• What you will do: Find the number of lines in these records where the word "thống" appears. Reply with that number and nothing more.

**** Data to use

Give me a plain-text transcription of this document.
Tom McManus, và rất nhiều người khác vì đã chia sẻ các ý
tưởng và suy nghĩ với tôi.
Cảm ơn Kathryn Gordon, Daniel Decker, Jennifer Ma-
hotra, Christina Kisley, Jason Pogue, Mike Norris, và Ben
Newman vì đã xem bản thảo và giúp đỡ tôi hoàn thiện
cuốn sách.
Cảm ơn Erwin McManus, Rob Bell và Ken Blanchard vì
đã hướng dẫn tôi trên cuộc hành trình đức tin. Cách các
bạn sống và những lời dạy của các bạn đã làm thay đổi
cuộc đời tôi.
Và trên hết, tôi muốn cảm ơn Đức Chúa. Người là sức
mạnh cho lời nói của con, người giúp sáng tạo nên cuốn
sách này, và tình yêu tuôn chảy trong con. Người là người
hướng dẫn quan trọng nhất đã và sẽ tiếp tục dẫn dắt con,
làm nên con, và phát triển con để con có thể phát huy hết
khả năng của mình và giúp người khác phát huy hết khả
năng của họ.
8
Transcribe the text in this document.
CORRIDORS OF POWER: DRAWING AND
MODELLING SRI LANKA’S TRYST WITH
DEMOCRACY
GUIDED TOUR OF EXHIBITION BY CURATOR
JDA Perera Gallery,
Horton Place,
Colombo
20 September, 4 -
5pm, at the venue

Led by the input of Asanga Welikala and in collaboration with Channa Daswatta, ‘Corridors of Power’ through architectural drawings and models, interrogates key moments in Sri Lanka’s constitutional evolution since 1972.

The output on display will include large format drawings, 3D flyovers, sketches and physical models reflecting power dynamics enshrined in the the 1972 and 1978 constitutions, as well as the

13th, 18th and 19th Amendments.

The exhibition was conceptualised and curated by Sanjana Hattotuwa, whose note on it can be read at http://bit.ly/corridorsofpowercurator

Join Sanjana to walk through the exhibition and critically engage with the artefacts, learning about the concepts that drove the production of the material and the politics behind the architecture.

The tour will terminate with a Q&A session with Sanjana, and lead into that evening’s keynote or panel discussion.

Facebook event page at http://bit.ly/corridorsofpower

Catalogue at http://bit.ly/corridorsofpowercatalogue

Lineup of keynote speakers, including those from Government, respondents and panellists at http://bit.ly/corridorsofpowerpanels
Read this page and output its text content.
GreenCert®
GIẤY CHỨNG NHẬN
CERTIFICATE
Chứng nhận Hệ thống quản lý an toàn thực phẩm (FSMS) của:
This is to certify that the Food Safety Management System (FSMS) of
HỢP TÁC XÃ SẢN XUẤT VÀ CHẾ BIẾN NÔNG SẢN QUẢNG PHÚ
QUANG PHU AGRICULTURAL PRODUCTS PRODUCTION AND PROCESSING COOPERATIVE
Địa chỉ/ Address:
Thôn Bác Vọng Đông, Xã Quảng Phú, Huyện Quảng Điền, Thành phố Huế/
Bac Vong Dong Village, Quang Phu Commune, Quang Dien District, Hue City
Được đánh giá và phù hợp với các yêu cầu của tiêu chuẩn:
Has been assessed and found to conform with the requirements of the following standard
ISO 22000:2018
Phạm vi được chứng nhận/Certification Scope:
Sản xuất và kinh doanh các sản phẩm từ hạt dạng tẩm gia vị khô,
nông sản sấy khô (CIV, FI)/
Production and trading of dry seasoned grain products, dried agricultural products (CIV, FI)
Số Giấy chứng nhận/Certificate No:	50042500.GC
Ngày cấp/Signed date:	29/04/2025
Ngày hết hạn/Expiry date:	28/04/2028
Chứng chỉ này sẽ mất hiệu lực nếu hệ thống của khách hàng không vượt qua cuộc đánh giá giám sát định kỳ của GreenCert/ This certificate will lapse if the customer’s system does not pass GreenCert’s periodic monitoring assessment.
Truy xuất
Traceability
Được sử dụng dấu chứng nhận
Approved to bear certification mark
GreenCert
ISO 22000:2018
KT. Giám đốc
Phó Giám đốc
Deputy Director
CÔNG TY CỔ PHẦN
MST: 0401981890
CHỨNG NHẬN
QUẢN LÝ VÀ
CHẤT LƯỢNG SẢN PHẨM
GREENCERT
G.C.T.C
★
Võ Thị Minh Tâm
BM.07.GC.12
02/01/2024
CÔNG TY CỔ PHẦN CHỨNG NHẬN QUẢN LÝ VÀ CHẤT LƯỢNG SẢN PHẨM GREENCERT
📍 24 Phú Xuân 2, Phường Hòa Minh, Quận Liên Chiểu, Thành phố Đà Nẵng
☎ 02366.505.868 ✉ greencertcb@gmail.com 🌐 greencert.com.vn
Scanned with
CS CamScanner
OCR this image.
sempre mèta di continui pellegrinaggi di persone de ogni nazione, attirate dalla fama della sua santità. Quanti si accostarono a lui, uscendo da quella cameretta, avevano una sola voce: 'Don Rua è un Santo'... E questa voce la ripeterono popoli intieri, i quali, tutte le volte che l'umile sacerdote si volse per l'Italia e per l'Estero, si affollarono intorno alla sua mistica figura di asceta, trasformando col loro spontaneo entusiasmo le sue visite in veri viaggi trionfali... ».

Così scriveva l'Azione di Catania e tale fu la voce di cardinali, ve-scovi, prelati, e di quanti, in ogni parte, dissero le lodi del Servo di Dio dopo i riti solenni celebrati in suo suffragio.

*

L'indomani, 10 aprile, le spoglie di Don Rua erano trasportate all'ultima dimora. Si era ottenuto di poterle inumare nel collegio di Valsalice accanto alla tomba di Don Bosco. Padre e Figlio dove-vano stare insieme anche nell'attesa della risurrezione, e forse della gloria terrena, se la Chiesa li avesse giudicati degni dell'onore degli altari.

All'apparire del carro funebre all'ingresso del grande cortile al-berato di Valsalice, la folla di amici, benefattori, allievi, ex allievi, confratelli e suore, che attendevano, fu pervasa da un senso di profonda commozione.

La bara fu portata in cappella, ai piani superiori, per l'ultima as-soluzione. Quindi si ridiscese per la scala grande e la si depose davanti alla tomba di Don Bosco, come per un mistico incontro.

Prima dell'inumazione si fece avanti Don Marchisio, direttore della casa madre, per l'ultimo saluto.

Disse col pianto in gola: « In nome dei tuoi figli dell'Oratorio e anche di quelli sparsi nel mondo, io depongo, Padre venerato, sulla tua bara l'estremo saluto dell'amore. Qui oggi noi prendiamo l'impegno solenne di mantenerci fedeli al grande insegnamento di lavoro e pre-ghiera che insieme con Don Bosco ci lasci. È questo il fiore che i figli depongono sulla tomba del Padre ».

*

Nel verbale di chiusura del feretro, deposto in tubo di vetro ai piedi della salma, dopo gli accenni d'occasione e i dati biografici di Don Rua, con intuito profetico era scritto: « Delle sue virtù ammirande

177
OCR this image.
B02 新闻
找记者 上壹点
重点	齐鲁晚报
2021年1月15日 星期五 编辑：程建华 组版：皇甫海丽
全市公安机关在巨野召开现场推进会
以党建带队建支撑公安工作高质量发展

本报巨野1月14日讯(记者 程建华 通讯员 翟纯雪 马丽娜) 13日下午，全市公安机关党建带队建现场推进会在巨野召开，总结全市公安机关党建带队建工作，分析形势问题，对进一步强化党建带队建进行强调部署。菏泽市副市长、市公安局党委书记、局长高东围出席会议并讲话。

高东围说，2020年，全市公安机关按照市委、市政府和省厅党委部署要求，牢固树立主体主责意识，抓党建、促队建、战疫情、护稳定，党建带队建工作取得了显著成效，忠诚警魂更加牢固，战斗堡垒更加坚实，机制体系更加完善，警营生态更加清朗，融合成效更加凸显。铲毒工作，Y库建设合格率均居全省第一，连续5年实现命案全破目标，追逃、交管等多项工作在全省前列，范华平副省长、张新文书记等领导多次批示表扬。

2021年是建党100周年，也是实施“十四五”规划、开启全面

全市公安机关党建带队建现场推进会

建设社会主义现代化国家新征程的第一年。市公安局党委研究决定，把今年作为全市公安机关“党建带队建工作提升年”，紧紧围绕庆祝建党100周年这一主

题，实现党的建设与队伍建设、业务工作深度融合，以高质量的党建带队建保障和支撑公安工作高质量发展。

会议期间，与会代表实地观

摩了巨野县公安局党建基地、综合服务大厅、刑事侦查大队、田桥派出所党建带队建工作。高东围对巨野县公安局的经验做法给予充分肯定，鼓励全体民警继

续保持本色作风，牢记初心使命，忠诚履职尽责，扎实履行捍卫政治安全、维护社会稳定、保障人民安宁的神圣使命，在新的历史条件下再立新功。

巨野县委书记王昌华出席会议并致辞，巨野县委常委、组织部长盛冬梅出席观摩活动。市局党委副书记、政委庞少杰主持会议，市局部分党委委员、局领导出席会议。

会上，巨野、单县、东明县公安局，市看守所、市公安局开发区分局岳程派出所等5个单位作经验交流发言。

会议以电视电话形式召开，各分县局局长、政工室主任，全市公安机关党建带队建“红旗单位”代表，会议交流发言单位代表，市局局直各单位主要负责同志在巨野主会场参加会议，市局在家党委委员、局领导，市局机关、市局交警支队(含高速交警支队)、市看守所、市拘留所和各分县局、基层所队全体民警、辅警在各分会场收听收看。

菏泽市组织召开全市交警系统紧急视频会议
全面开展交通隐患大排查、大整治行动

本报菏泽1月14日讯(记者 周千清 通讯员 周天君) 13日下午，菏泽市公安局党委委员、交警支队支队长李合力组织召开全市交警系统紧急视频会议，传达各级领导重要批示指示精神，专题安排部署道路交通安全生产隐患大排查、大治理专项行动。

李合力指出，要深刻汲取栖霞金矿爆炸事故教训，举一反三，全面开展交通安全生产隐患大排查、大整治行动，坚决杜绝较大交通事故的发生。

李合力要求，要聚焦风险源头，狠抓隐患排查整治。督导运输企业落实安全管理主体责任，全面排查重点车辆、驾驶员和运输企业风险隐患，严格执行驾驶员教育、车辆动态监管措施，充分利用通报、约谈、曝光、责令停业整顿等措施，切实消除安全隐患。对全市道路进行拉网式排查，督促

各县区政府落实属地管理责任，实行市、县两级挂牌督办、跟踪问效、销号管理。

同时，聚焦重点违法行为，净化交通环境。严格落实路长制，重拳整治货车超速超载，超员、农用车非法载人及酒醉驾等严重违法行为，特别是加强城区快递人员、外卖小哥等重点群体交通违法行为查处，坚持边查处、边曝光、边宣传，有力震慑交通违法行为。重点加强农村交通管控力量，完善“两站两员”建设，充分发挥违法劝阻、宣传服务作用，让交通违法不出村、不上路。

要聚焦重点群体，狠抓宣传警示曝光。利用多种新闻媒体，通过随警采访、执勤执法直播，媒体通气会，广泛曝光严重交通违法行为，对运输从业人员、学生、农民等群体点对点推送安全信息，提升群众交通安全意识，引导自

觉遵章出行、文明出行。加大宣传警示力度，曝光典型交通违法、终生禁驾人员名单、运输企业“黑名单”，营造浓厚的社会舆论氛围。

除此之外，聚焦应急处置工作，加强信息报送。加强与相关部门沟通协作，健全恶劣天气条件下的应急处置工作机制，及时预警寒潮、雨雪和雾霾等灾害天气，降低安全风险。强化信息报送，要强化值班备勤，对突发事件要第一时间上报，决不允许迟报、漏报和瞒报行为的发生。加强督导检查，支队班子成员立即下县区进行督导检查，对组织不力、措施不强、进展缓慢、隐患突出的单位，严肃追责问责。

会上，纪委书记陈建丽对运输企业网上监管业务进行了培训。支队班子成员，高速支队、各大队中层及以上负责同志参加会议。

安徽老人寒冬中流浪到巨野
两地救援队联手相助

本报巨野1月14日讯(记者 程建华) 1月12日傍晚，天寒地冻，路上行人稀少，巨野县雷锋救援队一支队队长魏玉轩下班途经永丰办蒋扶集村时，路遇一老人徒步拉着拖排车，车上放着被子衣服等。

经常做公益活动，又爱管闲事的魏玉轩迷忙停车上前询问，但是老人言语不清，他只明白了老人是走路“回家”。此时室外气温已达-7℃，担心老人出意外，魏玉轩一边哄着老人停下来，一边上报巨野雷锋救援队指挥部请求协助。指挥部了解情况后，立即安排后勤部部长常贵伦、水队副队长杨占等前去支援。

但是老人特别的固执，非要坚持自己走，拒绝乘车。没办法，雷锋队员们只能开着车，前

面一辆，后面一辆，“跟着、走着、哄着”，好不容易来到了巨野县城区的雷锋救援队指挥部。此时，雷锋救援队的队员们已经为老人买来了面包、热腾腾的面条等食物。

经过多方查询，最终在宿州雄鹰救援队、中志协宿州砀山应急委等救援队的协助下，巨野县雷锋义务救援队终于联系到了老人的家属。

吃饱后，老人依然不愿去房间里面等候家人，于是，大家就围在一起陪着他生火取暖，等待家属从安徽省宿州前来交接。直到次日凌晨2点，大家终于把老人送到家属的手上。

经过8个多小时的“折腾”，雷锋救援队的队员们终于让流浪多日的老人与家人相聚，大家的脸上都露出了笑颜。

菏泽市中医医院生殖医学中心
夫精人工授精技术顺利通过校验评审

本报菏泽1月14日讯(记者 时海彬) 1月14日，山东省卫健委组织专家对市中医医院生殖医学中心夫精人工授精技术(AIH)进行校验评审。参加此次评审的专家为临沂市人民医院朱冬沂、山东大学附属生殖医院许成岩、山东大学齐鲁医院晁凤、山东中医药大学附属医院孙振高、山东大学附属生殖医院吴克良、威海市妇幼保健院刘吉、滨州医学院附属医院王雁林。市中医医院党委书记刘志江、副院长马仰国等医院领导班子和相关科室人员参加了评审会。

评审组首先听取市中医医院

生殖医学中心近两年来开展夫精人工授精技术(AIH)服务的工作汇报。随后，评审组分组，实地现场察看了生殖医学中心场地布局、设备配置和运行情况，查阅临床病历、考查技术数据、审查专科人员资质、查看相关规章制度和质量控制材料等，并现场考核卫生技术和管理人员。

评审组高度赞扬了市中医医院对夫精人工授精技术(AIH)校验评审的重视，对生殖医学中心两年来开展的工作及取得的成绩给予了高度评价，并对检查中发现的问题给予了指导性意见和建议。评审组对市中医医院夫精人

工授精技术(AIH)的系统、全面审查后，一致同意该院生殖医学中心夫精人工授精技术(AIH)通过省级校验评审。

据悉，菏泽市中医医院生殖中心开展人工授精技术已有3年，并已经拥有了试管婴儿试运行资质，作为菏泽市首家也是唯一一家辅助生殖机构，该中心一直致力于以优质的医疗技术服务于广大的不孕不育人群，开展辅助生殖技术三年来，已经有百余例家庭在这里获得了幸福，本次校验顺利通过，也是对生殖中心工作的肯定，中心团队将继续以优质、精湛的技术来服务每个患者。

********

• Task result: 2